■ PAGE EXCERPT
BEGIN
As technologies adapt and improve, our educational opportunities and the mediums with which they are presented will too. “The ID is placed in a situation of having to train a workforce so they will be ready to execute innovations that have not yet been identified” (Moeller, Foshay, Huett, 2013). As Instructional Designers at this point in time, we are in unique positions to help effect such a change. Nowadays, geography, the physical location of a school or student, does not matter. We have the capabilities to truly reach the world. In my opinion, regardless of location or methods, whatever is the “most effective strategy is the one learners will actually use” (Moeller, Foshay, Huett, 2013). For example, students who have physical limitations can now take their courses online through K-12 in the comfort of their own home environments. They can have access to a tutor, in person or online, as well as a teacher driven class or in an asynchronous environment. Whatever method suits their needs, they can truly create and tailor their own educational experience to their specific needs, schedules, etc.
END
■ EXERCISE DETAILS
Resume the passage on instructional design and online learning, picking up right after its last sentence.

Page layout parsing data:
BEGIN
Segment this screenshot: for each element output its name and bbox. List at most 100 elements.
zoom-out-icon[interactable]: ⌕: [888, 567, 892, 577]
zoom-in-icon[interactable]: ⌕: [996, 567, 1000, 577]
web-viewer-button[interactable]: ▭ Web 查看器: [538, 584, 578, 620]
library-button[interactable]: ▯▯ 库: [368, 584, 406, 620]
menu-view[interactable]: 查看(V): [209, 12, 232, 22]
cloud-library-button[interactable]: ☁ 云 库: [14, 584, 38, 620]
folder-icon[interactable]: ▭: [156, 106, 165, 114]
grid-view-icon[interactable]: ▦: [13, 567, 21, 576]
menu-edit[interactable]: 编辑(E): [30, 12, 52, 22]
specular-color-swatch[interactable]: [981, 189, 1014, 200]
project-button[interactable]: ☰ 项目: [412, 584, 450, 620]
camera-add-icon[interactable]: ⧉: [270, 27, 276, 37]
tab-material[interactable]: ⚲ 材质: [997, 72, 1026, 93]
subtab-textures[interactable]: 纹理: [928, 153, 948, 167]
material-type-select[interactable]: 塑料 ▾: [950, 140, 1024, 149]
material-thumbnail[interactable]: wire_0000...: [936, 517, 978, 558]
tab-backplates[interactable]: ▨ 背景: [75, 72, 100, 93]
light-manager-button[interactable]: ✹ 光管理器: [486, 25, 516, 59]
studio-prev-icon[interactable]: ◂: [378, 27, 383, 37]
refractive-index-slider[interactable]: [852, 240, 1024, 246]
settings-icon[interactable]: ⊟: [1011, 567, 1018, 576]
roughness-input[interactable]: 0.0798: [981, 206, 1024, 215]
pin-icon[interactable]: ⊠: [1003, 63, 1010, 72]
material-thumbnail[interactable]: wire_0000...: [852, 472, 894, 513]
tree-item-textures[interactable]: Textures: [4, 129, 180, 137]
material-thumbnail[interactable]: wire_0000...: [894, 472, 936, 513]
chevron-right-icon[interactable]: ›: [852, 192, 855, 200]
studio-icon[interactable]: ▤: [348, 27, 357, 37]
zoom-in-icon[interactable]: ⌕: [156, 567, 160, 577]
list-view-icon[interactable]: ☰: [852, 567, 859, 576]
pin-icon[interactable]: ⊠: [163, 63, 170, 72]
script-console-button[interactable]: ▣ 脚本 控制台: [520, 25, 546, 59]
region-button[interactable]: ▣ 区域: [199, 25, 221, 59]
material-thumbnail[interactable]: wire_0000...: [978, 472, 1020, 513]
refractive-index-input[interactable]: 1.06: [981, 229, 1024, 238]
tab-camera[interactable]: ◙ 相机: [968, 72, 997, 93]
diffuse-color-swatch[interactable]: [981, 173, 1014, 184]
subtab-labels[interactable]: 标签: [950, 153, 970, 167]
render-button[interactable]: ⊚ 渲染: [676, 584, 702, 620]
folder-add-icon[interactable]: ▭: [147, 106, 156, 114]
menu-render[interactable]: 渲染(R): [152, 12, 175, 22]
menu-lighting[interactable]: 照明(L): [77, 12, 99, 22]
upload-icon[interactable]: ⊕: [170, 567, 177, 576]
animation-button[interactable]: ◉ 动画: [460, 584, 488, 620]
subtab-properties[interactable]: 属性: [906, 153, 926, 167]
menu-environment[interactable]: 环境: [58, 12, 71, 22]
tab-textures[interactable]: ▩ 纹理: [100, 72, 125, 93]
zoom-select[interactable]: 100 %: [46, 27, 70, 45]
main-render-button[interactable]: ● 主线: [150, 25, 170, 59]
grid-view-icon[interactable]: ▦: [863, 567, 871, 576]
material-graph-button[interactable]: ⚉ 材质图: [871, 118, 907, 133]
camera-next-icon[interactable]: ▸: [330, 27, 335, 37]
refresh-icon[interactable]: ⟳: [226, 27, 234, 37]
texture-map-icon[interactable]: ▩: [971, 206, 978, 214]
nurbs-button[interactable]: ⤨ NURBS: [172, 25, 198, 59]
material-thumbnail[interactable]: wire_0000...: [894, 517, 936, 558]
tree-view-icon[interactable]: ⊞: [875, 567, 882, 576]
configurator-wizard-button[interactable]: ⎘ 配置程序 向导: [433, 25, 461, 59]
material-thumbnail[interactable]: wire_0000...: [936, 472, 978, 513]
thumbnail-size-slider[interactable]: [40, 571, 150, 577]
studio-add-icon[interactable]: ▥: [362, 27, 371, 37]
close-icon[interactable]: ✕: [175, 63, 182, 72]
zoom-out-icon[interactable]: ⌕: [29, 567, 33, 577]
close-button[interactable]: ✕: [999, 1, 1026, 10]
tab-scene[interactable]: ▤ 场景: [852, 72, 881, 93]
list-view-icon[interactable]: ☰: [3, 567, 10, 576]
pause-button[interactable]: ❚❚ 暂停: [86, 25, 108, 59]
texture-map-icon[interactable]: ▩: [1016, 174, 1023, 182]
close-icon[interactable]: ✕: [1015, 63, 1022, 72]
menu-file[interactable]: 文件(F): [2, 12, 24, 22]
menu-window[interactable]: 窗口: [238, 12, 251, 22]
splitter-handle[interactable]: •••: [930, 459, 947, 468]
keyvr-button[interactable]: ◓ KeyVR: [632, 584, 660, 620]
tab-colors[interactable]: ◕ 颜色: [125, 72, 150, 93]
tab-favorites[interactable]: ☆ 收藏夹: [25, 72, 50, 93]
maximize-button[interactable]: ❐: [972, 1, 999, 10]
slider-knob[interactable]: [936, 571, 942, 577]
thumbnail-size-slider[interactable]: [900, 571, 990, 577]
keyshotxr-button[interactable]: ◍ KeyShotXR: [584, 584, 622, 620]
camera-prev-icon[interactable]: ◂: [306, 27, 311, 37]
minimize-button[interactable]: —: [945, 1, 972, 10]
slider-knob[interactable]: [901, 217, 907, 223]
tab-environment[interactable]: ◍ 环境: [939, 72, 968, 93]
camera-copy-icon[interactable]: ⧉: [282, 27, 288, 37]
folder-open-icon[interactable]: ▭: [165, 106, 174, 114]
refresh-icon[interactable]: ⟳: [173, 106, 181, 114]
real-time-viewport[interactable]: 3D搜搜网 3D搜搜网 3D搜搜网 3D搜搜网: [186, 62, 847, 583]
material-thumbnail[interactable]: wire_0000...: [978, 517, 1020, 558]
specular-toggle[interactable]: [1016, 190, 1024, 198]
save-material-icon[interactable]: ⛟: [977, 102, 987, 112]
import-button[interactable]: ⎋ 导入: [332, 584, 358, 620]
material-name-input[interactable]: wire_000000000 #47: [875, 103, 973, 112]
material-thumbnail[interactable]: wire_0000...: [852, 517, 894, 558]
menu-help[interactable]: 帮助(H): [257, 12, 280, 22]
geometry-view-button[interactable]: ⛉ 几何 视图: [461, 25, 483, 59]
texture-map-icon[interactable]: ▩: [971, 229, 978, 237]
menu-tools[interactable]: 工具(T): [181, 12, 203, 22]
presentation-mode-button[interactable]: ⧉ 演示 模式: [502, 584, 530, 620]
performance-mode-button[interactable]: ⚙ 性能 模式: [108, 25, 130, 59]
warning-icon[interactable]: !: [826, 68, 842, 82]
END
■ RESPONSE TO THE TASK
Distance learning will continue to evolve. It has to. As newer innovations and technologies are developed, the capabilities of distance learning programs will have to evolve as well or they will also go the way of Megalodon and T-Rex. I look forward to seeing new technologies that have not been dreamt of yet. Maybe we will be able to have computers like the ones in AVATAR. They can move screens from a portable “hard frame” to “open air”. Maybe we will have computers like the ones in Demolition Man. Oh wait! We already do: we have cars with live voices from far away = GPS. We have video conferencing via a handheld device – can you say iPad? It may be that we have two-way tv’s like they did in one of the scenes. We have that too as long as each person has a webcam.
My opinion and definition of distance learning will evolve over this course. My opinion can only grow stronger in favor of online distance learning. As I learn more about it, I am sure I will be able to add more to defining my “definition”.
Huett, J., Moller, L., Foshay, W., & Coleman, C. (2008). The evolution of distance education: Implications for instructional design on the potential of the web (Part 3: K12). TechTrends, 52(5). 63-67.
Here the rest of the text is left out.